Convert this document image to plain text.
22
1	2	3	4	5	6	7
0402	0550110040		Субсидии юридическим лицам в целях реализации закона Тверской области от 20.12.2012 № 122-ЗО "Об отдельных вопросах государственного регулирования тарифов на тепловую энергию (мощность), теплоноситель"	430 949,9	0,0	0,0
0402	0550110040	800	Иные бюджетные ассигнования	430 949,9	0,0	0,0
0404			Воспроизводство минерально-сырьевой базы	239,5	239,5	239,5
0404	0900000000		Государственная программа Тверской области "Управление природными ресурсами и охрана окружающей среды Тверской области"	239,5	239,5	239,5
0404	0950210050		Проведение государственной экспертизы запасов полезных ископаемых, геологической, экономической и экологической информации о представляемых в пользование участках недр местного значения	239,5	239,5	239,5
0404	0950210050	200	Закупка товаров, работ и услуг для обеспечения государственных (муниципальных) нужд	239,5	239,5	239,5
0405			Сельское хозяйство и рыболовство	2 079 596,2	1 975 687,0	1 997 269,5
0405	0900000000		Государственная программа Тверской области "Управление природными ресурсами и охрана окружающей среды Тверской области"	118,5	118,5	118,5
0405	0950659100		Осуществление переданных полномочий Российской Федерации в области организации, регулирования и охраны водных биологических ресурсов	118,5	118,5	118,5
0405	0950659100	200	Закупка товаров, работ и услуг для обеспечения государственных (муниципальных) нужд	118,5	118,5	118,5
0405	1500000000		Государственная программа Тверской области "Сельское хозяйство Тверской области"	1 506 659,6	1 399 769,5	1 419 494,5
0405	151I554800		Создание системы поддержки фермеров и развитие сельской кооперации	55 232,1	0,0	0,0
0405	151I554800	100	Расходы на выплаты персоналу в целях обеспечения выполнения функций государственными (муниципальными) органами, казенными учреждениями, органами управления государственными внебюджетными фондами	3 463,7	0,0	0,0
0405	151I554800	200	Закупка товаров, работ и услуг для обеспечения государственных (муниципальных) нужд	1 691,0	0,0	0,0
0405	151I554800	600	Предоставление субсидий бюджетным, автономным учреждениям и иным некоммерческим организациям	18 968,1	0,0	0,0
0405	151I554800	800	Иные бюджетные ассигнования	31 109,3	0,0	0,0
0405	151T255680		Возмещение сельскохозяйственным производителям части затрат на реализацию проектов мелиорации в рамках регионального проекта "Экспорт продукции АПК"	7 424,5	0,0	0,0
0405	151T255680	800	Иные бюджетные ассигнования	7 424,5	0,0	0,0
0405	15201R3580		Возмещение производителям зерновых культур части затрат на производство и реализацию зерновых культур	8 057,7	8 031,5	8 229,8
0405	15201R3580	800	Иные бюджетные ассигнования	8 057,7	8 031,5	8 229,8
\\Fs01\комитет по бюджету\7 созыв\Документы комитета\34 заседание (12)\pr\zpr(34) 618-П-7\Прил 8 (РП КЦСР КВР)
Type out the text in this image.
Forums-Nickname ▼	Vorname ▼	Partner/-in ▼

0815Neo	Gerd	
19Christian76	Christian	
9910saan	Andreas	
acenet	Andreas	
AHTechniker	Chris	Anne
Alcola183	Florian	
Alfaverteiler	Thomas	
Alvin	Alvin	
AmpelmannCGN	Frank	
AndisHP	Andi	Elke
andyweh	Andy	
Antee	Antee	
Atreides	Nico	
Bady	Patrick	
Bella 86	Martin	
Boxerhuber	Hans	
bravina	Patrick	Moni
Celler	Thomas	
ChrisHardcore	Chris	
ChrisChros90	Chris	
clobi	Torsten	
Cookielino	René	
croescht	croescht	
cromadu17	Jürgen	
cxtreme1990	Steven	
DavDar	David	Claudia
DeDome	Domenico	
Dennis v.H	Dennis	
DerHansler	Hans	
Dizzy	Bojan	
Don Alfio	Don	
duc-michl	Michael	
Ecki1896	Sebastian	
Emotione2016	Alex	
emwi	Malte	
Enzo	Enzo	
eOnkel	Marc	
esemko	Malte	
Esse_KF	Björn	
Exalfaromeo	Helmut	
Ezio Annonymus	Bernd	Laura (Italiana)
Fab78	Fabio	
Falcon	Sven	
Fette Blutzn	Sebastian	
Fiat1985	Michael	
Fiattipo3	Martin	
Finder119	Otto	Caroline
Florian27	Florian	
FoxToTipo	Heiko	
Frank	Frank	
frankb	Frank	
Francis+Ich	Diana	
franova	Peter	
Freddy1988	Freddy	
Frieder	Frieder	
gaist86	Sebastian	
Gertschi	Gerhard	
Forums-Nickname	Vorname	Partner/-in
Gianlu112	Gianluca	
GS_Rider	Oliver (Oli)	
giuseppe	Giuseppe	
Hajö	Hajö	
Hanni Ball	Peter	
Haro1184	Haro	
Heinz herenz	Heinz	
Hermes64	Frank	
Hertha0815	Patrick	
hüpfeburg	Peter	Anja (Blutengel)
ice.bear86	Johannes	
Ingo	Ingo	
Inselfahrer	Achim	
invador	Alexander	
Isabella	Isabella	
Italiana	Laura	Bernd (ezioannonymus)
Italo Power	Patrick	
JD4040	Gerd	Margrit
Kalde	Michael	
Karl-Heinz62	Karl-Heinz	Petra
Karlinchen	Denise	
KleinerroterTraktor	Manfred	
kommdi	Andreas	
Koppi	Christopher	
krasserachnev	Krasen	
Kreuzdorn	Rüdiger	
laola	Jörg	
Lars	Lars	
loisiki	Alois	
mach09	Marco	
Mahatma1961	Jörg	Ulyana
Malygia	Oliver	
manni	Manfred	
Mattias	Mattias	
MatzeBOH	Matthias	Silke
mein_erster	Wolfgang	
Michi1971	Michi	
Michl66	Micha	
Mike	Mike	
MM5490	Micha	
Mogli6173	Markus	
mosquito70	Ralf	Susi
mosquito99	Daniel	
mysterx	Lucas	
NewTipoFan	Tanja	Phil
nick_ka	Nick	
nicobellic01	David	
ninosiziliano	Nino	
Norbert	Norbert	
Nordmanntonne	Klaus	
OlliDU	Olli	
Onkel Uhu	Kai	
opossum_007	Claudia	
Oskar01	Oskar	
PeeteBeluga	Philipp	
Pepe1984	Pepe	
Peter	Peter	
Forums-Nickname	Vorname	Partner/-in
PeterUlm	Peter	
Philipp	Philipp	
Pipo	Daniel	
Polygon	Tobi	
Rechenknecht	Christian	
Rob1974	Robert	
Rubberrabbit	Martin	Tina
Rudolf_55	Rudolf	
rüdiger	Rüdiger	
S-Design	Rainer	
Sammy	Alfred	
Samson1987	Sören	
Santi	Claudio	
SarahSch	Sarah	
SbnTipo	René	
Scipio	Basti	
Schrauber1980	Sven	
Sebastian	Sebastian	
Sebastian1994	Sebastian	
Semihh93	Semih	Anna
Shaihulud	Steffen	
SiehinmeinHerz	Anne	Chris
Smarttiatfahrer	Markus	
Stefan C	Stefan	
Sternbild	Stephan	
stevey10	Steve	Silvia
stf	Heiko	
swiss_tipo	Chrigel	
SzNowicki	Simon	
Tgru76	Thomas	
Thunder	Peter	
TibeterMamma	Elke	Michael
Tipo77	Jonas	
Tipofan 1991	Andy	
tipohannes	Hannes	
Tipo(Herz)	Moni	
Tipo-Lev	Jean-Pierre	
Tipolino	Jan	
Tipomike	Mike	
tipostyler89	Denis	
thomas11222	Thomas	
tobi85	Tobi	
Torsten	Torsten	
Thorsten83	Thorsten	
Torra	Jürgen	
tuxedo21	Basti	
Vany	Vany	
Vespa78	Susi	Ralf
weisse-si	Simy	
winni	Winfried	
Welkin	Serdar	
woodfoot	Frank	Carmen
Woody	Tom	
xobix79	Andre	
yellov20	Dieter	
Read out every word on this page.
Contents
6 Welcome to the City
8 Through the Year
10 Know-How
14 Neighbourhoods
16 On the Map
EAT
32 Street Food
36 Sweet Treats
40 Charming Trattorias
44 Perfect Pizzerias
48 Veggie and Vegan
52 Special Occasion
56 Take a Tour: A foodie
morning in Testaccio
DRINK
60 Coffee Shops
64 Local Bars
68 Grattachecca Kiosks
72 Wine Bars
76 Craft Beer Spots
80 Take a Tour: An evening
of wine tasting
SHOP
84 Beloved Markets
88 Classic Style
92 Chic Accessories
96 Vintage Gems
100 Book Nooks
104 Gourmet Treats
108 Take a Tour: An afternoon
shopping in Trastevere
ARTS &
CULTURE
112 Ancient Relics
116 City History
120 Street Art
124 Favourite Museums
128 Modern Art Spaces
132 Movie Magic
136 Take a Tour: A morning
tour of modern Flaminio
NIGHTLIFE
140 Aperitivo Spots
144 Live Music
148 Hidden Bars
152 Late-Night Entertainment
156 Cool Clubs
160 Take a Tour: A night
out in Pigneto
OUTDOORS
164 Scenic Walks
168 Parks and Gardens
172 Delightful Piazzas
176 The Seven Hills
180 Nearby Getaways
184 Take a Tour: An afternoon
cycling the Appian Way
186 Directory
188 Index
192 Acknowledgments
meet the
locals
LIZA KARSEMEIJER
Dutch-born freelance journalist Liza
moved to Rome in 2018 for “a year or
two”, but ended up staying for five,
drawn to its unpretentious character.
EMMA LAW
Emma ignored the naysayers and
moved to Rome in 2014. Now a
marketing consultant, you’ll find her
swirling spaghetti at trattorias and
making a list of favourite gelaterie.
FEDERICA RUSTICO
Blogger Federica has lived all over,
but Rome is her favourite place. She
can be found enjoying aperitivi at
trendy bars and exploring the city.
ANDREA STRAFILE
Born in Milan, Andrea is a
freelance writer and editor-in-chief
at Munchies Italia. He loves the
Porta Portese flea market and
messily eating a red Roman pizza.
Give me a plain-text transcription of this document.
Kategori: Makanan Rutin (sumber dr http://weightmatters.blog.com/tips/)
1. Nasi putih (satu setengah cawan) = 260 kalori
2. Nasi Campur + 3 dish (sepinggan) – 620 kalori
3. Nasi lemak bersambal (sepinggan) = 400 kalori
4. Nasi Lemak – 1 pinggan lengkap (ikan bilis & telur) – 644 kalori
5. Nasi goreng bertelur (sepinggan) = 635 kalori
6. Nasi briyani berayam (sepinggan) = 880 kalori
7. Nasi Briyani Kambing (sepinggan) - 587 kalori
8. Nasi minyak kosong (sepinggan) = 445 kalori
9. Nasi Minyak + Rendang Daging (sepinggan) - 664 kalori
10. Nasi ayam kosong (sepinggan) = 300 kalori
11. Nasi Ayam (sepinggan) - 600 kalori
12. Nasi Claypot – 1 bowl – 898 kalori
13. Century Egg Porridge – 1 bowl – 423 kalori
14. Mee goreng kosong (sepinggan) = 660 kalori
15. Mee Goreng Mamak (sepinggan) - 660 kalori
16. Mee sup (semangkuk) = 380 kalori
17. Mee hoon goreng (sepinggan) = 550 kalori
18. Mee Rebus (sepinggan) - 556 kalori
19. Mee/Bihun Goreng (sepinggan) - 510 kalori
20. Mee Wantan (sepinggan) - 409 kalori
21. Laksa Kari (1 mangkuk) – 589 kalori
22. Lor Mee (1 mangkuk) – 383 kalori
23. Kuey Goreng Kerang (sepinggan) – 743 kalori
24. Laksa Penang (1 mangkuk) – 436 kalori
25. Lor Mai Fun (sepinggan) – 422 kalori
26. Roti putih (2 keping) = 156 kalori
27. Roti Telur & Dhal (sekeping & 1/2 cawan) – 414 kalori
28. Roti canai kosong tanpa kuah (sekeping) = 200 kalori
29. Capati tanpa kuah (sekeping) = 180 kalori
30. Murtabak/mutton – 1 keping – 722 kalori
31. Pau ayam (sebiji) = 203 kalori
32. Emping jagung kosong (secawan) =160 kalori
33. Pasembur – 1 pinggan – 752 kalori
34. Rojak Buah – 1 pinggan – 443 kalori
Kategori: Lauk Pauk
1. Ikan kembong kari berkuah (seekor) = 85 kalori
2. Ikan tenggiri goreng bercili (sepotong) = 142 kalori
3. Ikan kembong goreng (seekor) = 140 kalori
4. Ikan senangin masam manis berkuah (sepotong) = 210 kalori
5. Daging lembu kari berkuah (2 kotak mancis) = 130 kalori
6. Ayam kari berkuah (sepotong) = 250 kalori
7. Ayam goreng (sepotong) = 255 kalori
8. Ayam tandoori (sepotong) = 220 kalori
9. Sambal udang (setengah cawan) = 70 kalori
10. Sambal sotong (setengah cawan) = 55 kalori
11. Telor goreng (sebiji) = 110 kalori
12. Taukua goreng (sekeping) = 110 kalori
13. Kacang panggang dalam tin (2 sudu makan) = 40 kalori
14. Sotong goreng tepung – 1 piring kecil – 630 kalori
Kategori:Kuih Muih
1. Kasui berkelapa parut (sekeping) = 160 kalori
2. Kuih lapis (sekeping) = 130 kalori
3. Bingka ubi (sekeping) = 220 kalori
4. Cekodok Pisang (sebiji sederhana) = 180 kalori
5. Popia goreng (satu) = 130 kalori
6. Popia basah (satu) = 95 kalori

***

_Written exercise_
Using the material above, copy every line in which the string "Markus" occurs.

_Task result_
Mogli6173	Markus	
Smarttiatfahrer	Markus	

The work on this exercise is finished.